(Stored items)
++++++
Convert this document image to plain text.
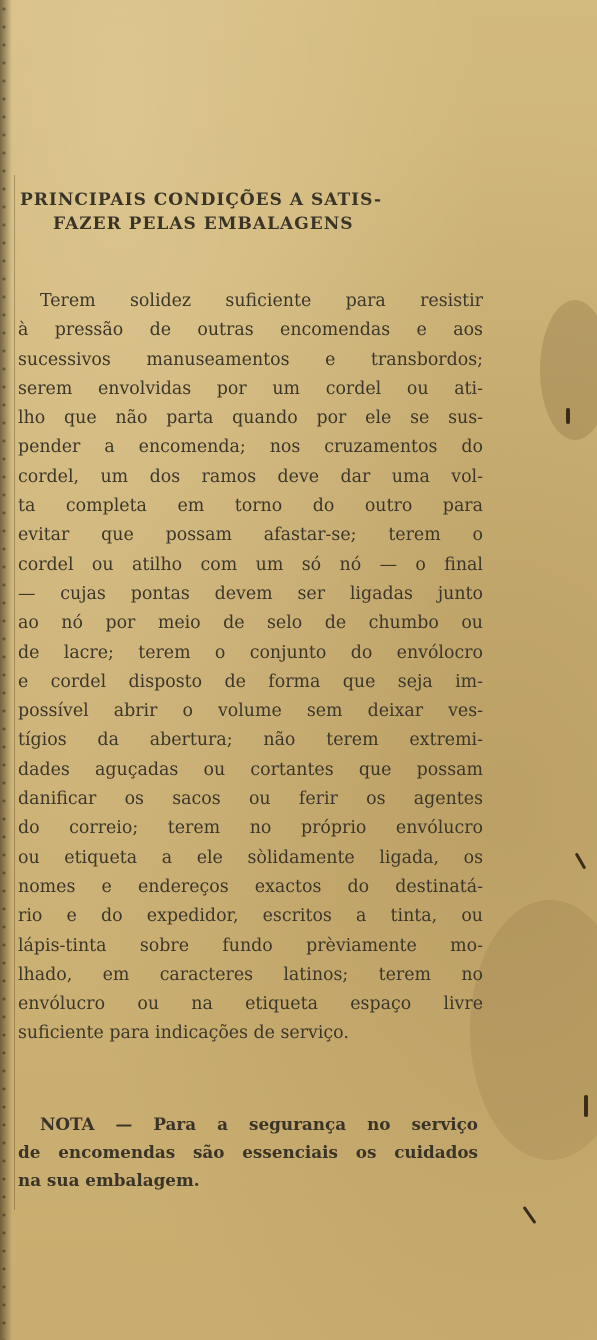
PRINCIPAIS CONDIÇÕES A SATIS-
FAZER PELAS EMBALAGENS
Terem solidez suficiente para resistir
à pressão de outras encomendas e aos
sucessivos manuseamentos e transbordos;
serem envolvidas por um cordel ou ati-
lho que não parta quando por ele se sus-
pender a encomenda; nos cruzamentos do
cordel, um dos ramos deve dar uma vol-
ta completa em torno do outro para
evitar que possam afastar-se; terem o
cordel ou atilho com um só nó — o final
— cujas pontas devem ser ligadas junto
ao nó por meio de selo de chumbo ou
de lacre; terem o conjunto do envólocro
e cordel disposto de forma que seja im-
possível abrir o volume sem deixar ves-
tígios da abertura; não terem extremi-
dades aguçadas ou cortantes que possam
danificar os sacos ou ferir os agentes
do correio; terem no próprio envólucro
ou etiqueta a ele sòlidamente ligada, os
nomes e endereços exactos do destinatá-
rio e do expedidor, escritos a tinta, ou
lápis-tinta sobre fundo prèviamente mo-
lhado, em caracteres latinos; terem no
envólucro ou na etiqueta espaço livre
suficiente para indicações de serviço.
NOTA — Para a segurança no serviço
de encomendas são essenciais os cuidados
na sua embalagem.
++++++
Required task: Restate the records word for word, omitting images.

Answer for the task:
Convert this document image to plain text.
PRINCIPAIS CONDIÇÕES A SATIS-
FAZER PELAS EMBALAGENS
Terem solidez suficiente para resistir
à pressão de outras encomendas e aos
sucessivos manuseamentos e transbordos;
serem envolvidas por um cordel ou ati-
lho que não parta quando por ele se sus-
pender a encomenda; nos cruzamentos do
cordel, um dos ramos deve dar uma vol-
ta completa em torno do outro para
evitar que possam afastar-se; terem o
cordel ou atilho com um só nó — o final
— cujas pontas devem ser ligadas junto
ao nó por meio de selo de chumbo ou
de lacre; terem o conjunto do envólocro
e cordel disposto de forma que seja im-
possível abrir o volume sem deixar ves-
tígios da abertura; não terem extremi-
dades aguçadas ou cortantes que possam
danificar os sacos ou ferir os agentes
do correio; terem no próprio envólucro
ou etiqueta a ele sòlidamente ligada, os
nomes e endereços exactos do destinatá-
rio e do expedidor, escritos a tinta, ou
lápis-tinta sobre fundo prèviamente mo-
lhado, em caracteres latinos; terem no
envólucro ou na etiqueta espaço livre
suficiente para indicações de serviço.
NOTA — Para a segurança no serviço
de encomendas são essenciais os cuidados
na sua embalagem.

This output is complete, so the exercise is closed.